**Figure record listings**
***
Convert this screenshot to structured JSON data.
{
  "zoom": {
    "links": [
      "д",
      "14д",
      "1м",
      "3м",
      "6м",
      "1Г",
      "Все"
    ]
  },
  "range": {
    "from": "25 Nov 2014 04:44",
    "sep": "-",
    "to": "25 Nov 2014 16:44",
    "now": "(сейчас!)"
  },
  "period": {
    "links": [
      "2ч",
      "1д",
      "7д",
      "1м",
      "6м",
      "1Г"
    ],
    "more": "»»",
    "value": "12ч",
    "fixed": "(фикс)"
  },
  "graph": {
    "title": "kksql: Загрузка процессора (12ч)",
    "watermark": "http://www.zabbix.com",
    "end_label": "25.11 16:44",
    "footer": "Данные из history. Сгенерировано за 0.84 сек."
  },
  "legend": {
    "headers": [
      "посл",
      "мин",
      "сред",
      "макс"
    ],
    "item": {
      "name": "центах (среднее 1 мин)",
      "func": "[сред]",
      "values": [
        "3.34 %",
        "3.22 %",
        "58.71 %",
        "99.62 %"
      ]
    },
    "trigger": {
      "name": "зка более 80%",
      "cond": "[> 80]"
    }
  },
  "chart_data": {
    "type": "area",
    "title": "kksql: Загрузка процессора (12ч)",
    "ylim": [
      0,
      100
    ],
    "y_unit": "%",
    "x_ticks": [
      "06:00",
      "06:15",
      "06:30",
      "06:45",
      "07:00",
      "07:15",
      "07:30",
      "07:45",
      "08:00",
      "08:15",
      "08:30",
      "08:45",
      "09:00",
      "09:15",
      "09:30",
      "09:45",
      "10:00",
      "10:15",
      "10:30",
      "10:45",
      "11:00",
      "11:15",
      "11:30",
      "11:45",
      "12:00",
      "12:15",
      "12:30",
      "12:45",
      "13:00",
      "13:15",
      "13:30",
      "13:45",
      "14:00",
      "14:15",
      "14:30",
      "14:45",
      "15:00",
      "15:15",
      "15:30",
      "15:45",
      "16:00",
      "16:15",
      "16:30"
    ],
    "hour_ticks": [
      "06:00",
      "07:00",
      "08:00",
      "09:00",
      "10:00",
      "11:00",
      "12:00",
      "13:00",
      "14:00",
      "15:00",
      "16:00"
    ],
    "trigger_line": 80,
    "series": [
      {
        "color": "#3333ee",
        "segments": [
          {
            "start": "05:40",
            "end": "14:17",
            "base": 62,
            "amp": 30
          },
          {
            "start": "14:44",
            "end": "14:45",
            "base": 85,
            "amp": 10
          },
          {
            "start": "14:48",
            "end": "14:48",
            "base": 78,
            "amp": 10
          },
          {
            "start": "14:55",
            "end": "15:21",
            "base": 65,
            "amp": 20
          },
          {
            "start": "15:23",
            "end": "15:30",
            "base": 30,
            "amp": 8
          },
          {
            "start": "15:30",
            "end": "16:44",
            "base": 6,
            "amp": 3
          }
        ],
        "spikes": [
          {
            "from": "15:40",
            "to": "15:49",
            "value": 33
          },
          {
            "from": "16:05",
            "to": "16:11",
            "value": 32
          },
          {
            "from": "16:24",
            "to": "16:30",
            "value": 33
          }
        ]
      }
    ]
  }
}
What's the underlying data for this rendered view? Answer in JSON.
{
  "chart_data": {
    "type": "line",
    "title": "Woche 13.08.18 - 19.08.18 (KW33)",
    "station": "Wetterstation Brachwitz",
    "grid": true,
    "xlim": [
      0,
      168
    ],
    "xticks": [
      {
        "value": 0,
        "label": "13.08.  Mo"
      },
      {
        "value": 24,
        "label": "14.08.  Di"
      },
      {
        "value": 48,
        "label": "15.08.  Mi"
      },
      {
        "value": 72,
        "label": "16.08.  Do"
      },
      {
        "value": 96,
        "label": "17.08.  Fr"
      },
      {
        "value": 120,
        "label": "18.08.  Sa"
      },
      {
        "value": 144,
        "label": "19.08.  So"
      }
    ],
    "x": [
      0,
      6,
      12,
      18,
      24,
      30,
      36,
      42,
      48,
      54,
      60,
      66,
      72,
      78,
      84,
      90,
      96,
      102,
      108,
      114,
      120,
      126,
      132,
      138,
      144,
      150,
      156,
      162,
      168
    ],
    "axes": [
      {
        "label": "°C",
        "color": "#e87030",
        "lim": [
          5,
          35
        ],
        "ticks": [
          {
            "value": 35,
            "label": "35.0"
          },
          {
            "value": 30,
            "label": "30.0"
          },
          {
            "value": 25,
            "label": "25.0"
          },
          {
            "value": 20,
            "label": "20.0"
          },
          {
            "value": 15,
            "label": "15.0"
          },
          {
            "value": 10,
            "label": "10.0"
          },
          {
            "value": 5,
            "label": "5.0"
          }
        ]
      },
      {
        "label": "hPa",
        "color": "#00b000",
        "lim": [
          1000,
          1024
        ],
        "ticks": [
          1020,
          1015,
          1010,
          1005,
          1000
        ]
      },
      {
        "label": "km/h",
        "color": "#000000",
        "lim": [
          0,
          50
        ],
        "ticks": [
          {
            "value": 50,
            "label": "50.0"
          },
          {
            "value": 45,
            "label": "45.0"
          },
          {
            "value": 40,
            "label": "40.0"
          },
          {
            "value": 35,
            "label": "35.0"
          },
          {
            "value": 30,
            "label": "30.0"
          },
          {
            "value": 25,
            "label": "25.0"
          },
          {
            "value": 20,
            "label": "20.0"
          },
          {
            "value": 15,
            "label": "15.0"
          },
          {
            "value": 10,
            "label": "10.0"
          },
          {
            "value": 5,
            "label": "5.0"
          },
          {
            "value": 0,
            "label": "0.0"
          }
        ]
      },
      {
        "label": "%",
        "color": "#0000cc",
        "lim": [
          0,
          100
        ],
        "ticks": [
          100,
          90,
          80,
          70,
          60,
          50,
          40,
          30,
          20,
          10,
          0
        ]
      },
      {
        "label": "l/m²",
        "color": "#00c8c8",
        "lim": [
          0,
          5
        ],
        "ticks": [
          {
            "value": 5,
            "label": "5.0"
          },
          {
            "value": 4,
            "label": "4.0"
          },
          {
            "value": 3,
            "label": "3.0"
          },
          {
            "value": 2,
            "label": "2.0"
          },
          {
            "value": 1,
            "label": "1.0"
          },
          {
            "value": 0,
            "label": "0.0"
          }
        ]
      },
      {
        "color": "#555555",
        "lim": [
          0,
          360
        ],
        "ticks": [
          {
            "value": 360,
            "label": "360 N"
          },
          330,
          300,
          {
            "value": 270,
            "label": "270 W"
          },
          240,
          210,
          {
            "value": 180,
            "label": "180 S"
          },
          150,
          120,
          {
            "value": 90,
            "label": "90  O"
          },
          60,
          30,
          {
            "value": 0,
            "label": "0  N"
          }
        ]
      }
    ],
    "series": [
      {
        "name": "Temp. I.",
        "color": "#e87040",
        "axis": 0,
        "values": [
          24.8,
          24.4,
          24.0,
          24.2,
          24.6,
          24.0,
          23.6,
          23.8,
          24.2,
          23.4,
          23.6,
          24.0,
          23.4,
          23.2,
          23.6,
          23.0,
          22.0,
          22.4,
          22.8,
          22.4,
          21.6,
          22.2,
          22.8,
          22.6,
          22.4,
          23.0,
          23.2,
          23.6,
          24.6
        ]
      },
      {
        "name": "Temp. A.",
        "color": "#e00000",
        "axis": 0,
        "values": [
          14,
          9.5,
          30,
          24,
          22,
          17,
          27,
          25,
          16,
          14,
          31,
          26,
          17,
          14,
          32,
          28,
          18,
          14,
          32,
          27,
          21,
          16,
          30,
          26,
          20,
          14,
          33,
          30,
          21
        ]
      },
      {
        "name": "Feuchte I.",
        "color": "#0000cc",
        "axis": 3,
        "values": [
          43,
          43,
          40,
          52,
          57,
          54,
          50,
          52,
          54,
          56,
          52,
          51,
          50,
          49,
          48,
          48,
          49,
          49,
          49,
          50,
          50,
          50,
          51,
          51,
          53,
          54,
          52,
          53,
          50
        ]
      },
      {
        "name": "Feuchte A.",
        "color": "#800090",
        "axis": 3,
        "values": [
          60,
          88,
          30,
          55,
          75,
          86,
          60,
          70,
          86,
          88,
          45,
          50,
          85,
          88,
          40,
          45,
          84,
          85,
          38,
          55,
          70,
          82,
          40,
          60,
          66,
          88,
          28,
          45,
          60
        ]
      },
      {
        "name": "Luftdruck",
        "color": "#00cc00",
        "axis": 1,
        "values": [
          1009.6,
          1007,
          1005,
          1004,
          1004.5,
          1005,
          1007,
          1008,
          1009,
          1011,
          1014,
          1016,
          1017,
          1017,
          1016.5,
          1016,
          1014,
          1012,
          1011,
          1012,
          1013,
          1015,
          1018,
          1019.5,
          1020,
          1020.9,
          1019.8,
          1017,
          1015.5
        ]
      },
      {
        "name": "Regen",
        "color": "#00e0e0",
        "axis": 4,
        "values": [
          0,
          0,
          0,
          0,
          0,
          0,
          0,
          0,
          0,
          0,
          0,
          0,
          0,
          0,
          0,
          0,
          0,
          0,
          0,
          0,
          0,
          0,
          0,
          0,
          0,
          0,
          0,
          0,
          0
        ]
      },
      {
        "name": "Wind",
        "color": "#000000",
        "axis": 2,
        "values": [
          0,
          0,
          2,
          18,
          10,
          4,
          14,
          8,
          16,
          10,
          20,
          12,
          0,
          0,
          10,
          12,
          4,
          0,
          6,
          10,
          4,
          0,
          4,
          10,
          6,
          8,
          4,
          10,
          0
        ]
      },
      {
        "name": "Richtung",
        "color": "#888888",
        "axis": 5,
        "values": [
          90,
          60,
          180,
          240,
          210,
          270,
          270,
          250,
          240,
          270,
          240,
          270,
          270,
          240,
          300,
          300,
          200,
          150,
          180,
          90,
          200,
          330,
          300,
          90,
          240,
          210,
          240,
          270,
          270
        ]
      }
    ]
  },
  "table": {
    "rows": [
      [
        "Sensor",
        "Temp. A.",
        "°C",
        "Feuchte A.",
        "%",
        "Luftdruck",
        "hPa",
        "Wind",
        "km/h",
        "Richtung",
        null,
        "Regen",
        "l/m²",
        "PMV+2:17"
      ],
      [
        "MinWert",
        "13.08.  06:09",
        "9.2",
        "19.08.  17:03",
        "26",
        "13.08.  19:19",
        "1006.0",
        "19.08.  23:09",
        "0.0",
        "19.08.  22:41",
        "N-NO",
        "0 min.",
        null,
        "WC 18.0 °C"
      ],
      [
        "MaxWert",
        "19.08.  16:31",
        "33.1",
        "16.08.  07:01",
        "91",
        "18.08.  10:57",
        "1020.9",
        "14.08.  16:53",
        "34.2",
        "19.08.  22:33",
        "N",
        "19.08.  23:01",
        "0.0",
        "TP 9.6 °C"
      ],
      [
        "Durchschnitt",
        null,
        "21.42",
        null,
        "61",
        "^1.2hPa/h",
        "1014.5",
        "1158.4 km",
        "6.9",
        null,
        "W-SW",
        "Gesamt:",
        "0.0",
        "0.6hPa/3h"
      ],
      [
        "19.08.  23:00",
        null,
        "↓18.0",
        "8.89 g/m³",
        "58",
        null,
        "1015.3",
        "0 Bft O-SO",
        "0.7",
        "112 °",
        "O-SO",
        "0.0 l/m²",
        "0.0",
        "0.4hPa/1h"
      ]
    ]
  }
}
***
**Given request**
Identify each line containing the string "JSON" and copy it out.

**Complete output**
Convert this screenshot to structured JSON data.
What's the underlying data for this rendered view? Answer in JSON.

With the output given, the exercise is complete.